_What you need to do_
Go through the records and copy each line where the word "обслуживания" occurs.

──────────

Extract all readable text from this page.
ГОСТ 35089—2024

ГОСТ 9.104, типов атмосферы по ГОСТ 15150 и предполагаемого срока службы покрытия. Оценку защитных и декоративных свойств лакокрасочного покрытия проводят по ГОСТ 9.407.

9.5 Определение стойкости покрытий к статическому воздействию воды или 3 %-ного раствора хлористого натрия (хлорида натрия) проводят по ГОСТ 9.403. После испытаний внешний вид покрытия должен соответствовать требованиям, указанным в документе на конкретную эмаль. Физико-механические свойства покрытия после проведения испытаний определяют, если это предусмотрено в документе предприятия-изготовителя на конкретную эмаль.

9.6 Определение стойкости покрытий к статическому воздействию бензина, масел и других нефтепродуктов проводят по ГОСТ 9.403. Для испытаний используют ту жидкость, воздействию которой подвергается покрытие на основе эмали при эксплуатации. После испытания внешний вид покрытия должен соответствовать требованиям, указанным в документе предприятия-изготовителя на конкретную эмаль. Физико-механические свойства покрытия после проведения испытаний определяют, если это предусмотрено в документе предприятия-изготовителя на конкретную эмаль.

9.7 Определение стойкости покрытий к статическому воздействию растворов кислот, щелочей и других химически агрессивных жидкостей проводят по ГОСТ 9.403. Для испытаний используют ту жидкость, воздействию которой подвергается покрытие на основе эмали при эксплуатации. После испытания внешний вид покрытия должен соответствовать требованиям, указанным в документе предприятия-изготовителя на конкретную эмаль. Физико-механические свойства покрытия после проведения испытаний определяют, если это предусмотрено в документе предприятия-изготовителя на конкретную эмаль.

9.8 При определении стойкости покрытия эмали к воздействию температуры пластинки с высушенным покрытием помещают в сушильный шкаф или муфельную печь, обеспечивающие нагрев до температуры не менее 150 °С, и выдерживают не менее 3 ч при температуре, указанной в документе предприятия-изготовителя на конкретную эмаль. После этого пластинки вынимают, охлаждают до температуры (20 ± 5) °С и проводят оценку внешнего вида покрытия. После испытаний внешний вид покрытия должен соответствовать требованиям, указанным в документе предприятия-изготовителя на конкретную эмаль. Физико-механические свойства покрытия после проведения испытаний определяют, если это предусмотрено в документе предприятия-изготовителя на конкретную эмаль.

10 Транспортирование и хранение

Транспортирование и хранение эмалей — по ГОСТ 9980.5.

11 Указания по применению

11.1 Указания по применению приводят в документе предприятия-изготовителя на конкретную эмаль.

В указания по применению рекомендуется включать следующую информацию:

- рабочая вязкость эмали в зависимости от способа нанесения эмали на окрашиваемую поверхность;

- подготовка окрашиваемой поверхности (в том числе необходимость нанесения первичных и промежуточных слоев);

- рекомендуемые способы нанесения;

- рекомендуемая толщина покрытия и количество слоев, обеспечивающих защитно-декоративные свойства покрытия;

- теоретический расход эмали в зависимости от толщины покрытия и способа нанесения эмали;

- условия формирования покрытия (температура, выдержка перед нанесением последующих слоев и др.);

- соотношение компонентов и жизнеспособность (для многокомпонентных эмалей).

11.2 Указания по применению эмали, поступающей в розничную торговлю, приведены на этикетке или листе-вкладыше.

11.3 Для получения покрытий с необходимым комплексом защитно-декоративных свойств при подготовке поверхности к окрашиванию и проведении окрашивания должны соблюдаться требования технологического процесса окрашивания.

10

──────────

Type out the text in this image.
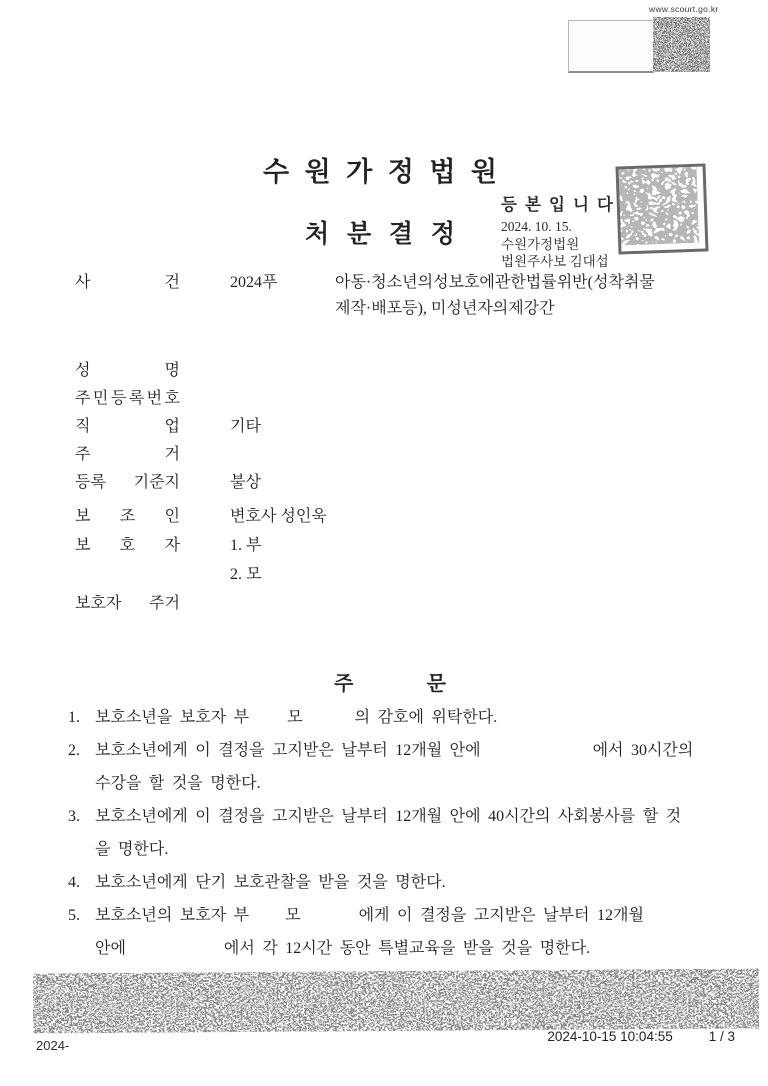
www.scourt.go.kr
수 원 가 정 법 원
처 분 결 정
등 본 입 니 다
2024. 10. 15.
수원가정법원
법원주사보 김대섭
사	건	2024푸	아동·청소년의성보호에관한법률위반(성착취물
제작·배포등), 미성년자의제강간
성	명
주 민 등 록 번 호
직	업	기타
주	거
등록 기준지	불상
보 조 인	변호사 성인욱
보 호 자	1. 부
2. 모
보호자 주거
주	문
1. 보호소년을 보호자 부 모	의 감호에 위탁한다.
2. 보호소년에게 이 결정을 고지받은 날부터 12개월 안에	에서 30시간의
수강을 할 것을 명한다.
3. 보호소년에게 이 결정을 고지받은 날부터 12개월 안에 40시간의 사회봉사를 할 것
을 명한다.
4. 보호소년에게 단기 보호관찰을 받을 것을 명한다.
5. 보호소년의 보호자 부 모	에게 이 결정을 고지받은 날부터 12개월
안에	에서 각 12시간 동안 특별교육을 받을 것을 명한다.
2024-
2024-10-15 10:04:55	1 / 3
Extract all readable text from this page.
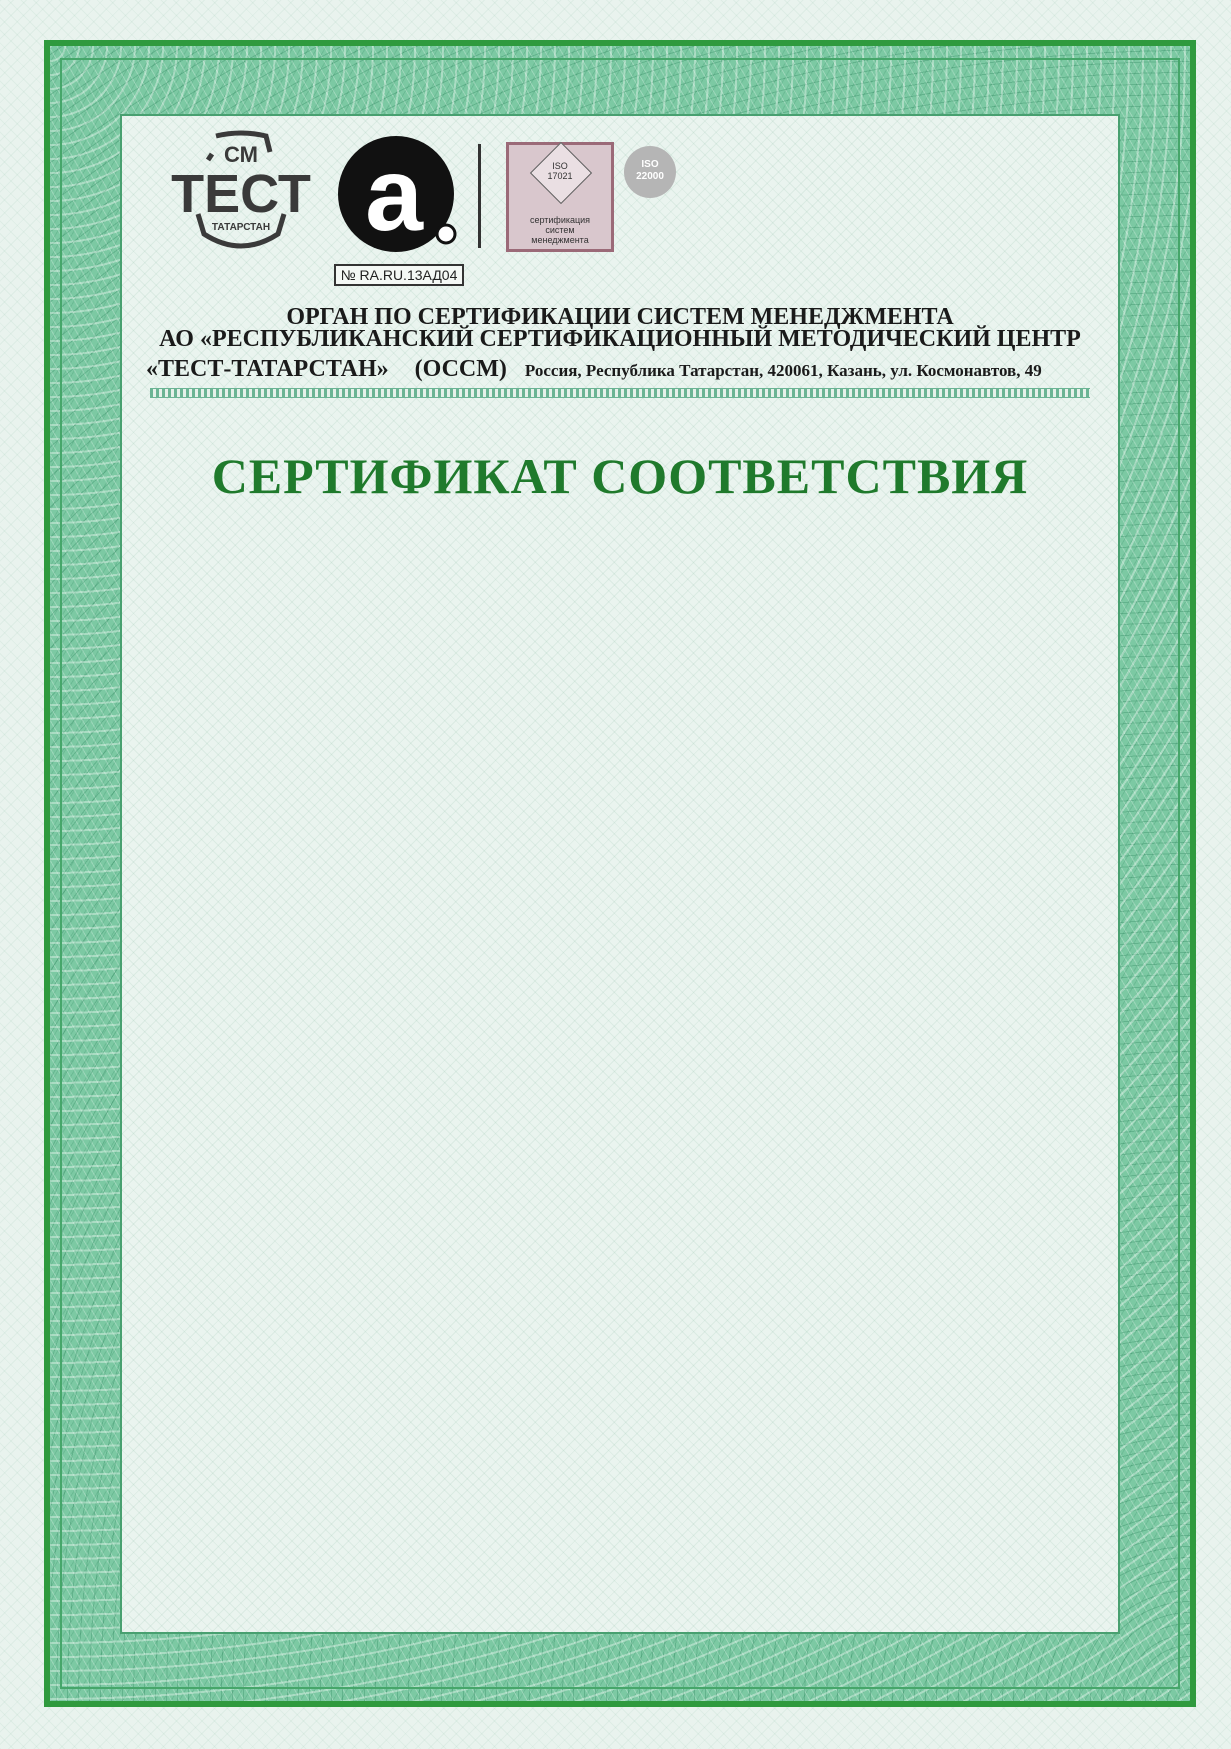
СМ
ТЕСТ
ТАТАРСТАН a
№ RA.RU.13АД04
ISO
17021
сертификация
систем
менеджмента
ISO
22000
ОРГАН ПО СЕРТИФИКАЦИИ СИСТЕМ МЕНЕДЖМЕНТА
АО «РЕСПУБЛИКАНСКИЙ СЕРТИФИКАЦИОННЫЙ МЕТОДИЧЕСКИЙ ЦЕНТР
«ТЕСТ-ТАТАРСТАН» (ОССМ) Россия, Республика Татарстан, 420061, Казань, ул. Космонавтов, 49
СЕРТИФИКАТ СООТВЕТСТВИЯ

──────────

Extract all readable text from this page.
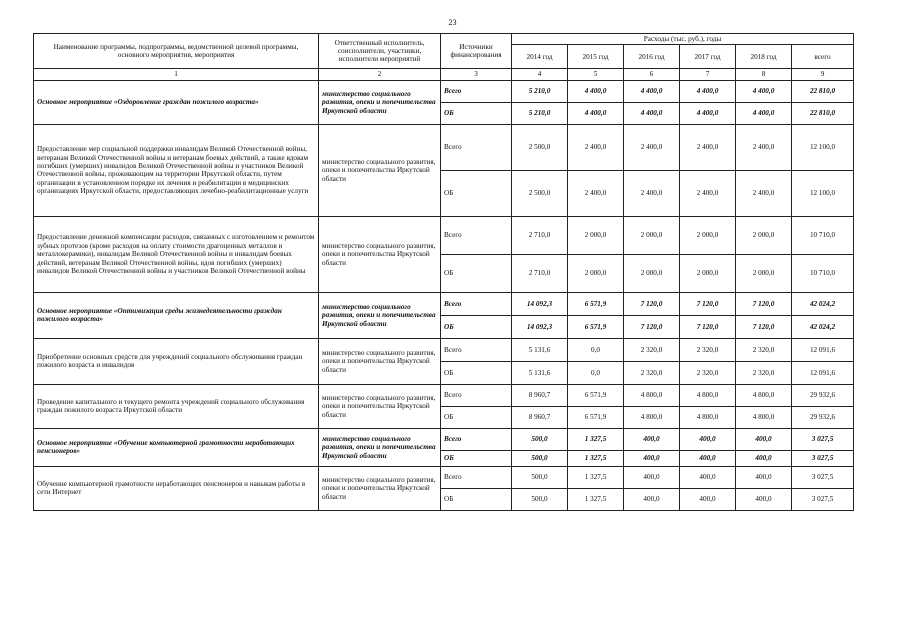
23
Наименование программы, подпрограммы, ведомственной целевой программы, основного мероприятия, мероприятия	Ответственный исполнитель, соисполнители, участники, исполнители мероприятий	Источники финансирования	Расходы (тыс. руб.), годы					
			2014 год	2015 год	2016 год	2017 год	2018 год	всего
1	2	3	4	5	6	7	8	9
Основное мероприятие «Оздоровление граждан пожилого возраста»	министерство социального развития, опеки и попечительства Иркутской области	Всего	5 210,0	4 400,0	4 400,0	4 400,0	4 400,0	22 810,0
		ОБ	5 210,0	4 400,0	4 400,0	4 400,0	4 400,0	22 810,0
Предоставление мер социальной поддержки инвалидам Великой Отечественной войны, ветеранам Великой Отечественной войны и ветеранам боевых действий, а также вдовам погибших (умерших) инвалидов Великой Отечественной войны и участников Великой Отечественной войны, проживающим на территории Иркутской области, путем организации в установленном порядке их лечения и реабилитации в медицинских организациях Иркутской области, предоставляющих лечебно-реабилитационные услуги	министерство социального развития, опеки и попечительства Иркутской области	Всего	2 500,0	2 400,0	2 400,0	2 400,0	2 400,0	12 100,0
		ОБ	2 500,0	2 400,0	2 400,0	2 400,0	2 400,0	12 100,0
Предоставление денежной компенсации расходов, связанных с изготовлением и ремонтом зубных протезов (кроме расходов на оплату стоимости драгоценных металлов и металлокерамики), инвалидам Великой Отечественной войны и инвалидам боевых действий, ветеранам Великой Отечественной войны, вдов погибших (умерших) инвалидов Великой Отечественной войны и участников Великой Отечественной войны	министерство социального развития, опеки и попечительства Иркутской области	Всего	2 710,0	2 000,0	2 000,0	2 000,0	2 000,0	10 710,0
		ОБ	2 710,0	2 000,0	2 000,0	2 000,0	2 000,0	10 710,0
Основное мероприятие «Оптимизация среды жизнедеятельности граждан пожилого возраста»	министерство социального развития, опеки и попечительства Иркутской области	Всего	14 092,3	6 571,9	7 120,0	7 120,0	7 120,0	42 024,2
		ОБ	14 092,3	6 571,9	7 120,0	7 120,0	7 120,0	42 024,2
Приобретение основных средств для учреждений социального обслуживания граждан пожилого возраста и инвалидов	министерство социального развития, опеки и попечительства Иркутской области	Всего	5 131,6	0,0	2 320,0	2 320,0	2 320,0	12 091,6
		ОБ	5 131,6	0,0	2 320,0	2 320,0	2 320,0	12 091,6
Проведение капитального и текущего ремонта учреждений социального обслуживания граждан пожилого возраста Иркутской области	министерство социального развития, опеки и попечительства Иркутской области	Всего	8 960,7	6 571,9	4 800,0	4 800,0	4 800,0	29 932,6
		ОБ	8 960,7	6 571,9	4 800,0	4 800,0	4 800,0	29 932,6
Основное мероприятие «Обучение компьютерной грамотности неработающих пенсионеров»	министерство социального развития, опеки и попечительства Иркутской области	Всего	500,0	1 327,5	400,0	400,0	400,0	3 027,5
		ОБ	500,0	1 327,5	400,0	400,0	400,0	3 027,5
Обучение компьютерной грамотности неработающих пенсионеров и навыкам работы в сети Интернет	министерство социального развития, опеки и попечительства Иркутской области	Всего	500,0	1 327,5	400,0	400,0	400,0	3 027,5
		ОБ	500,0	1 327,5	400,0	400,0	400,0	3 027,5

──────────

_Finished exercise_
Приобретение основных средств для учреждений социального обслуживания граждан пожилого возраста и инвалидов	министерство социального развития, опеки и попечительства Иркутской области	Всего	5 131,6	0,0	2 320,0	2 320,0	2 320,0	12 091,6
Проведение капитального и текущего ремонта учреждений социального обслуживания граждан пожилого возраста Иркутской области	министерство социального развития, опеки и попечительства Иркутской области	Всего	8 960,7	6 571,9	4 800,0	4 800,0	4 800,0	29 932,6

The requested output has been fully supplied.